Source records:

= = = =

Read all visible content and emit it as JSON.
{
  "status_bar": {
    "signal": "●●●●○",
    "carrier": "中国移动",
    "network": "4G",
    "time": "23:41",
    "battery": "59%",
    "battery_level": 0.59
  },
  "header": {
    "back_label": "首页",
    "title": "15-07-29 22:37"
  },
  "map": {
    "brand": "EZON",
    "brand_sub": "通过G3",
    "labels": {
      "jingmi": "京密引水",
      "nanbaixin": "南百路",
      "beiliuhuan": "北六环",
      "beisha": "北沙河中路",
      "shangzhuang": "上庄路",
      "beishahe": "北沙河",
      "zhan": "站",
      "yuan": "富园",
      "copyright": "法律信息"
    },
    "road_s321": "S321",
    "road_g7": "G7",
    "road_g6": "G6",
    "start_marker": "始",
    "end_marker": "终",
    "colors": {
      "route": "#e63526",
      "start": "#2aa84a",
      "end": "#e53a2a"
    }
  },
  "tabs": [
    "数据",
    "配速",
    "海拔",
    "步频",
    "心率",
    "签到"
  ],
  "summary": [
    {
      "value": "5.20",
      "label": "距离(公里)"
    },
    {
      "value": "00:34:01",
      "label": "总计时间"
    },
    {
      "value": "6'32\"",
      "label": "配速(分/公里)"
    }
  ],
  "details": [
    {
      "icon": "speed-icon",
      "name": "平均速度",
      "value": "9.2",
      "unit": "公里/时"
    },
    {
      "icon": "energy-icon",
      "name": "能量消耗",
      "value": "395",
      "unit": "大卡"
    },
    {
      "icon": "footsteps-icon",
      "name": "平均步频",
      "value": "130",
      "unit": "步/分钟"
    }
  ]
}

= = = =

## Set exercise
From the records above, extract every entry verbatim.

## Task solution
Read all visible content and emit it as JSON.
{
  "status_bar": {
    "signal": "●●●●○",
    "carrier": "中国移动",
    "network": "4G",
    "time": "23:41",
    "battery": "59%",
    "battery_level": 0.59
  },
  "header": {
    "back_label": "首页",
    "title": "15-07-29 22:37"
  },
  "map": {
    "brand": "EZON",
    "brand_sub": "通过G3",
    "labels": {
      "jingmi": "京密引水",
      "nanbaixin": "南百路",
      "beiliuhuan": "北六环",
      "beisha": "北沙河中路",
      "shangzhuang": "上庄路",
      "beishahe": "北沙河",
      "zhan": "站",
      "yuan": "富园",
      "copyright": "法律信息"
    },
    "road_s321": "S321",
    "road_g7": "G7",
    "road_g6": "G6",
    "start_marker": "始",
    "end_marker": "终",
    "colors": {
      "route": "#e63526",
      "start": "#2aa84a",
      "end": "#e53a2a"
    }
  },
  "tabs": [
    "数据",
    "配速",
    "海拔",
    "步频",
    "心率",
    "签到"
  ],
  "summary": [
    {
      "value": "5.20",
      "label": "距离(公里)"
    },
    {
      "value": "00:34:01",
      "label": "总计时间"
    },
    {
      "value": "6'32\"",
      "label": "配速(分/公里)"
    }
  ],
  "details": [
    {
      "icon": "speed-icon",
      "name": "平均速度",
      "value": "9.2",
      "unit": "公里/时"
    },
    {
      "icon": "energy-icon",
      "name": "能量消耗",
      "value": "395",
      "unit": "大卡"
    },
    {
      "icon": "footsteps-icon",
      "name": "平均步频",
      "value": "130",
      "unit": "步/分钟"
    }
  ]
}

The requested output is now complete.